• _Data entries_
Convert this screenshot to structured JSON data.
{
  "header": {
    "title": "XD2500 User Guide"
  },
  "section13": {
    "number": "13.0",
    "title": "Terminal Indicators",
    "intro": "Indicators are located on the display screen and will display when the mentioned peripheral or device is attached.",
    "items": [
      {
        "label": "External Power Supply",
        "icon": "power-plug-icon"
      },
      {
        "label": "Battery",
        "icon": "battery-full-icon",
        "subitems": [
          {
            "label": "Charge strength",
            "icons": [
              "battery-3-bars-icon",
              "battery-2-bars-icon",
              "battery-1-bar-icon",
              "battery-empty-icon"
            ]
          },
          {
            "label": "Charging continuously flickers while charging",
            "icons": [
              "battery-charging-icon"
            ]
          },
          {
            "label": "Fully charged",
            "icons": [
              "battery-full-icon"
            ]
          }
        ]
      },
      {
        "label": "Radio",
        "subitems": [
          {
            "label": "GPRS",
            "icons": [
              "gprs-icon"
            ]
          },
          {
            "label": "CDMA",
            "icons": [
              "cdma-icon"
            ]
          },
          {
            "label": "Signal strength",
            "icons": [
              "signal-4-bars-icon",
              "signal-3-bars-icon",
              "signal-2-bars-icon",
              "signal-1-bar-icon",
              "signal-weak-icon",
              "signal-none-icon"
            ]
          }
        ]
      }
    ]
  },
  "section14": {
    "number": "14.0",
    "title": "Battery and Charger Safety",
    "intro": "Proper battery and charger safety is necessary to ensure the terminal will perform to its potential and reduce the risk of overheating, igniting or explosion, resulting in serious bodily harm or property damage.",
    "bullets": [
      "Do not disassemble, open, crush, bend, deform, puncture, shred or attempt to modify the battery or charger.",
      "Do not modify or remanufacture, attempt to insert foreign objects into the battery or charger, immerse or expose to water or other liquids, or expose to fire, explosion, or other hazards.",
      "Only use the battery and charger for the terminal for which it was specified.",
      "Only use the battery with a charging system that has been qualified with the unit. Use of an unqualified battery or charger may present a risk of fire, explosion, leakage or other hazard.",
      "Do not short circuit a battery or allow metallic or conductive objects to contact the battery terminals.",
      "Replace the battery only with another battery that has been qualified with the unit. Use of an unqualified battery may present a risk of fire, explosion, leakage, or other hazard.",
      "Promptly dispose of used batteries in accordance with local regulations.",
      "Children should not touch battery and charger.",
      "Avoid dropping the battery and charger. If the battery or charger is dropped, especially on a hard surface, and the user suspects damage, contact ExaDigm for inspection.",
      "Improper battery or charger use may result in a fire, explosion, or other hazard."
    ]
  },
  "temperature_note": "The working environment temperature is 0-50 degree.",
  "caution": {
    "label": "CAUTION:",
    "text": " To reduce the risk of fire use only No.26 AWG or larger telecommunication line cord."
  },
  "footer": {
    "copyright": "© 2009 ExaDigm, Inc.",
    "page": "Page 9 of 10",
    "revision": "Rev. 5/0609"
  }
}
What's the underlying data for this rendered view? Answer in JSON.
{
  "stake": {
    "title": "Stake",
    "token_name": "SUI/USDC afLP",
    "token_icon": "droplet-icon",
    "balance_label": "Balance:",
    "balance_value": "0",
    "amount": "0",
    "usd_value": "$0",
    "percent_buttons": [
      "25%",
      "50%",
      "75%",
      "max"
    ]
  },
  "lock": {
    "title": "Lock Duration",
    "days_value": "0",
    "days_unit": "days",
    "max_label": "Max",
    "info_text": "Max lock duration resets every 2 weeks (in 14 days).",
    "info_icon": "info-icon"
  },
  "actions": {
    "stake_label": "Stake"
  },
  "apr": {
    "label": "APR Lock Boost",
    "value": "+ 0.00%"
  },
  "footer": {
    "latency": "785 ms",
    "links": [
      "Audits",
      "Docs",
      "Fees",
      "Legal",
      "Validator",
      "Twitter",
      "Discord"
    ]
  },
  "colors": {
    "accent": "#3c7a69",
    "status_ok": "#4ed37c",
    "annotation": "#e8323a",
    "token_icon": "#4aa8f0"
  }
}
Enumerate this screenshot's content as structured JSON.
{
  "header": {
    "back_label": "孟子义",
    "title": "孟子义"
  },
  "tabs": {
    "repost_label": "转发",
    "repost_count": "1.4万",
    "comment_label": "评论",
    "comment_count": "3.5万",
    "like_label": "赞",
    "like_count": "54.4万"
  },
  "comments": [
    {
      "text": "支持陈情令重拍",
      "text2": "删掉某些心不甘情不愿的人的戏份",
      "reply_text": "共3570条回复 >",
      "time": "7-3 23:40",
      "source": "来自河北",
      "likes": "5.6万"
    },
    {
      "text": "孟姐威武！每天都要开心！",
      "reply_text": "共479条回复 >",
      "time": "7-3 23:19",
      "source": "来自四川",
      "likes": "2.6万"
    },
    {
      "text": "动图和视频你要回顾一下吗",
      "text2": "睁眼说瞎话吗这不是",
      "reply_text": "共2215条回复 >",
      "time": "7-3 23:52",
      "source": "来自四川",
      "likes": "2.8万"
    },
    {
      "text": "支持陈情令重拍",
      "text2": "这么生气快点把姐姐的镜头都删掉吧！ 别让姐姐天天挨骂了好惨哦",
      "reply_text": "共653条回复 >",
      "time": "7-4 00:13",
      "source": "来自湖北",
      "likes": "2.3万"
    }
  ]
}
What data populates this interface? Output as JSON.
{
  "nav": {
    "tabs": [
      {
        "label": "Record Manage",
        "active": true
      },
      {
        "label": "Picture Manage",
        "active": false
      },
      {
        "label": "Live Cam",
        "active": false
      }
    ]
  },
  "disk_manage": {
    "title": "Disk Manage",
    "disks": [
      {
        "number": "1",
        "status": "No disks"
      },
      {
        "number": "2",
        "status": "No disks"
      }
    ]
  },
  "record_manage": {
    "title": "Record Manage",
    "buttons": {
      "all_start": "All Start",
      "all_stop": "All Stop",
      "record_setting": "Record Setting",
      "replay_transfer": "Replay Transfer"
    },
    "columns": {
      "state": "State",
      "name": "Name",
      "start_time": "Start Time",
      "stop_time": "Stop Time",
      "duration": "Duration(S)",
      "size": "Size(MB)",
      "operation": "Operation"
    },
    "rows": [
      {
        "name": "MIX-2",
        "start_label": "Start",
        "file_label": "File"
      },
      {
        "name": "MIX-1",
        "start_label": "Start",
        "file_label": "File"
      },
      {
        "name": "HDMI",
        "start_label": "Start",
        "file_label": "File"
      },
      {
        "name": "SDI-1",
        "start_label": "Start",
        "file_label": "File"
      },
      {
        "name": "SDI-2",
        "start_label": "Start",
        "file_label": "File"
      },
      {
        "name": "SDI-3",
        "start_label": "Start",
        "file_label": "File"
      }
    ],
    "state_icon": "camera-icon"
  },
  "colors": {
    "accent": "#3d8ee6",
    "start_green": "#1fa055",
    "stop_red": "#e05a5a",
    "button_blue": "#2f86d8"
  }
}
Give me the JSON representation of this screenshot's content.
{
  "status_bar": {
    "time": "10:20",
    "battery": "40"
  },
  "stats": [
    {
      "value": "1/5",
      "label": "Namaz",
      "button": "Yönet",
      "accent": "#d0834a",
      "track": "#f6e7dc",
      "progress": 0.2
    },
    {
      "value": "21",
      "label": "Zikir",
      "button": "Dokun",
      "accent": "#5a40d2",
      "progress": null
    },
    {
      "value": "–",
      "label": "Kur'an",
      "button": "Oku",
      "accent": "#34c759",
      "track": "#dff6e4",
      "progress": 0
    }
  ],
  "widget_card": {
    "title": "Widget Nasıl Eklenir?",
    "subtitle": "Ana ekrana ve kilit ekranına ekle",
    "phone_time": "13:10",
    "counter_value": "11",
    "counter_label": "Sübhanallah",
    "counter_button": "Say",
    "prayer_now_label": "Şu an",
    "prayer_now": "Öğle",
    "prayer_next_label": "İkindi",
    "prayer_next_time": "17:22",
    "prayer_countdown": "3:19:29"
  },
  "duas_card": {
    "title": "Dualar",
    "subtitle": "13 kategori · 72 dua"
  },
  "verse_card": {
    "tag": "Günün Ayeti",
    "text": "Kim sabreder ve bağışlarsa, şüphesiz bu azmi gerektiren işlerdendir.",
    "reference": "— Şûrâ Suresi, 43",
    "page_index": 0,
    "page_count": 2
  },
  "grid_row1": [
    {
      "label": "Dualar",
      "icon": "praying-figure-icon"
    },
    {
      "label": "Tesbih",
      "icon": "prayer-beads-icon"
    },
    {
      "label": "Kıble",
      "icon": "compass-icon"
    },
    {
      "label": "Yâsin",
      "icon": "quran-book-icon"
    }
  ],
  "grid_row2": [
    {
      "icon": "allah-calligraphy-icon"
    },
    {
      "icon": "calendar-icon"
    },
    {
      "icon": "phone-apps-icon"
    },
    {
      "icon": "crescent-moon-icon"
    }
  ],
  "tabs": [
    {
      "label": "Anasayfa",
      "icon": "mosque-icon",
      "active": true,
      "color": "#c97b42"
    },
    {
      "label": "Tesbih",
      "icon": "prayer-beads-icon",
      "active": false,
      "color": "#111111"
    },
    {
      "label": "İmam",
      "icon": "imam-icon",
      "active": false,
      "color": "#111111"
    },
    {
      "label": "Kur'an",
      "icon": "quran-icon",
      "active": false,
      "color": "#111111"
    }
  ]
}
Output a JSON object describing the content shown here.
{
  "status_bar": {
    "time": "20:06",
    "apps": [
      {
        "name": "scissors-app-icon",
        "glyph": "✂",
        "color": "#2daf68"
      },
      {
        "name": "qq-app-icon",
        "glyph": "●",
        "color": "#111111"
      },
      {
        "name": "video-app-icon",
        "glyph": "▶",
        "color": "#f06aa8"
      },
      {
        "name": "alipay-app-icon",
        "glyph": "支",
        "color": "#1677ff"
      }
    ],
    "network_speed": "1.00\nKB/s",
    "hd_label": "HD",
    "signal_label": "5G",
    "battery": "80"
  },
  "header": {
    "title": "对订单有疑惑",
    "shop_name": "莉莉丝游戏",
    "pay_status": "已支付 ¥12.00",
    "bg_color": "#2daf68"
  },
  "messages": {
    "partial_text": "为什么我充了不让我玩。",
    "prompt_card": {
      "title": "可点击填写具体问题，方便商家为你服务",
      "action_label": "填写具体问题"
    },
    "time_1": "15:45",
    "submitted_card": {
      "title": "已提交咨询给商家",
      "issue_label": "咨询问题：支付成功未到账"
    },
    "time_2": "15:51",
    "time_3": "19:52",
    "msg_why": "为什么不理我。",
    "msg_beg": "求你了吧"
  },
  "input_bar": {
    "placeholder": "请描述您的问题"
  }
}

• _Your instructions_
State the number of lines in the records that include "this", and write nothing else.

• _Solution below_
5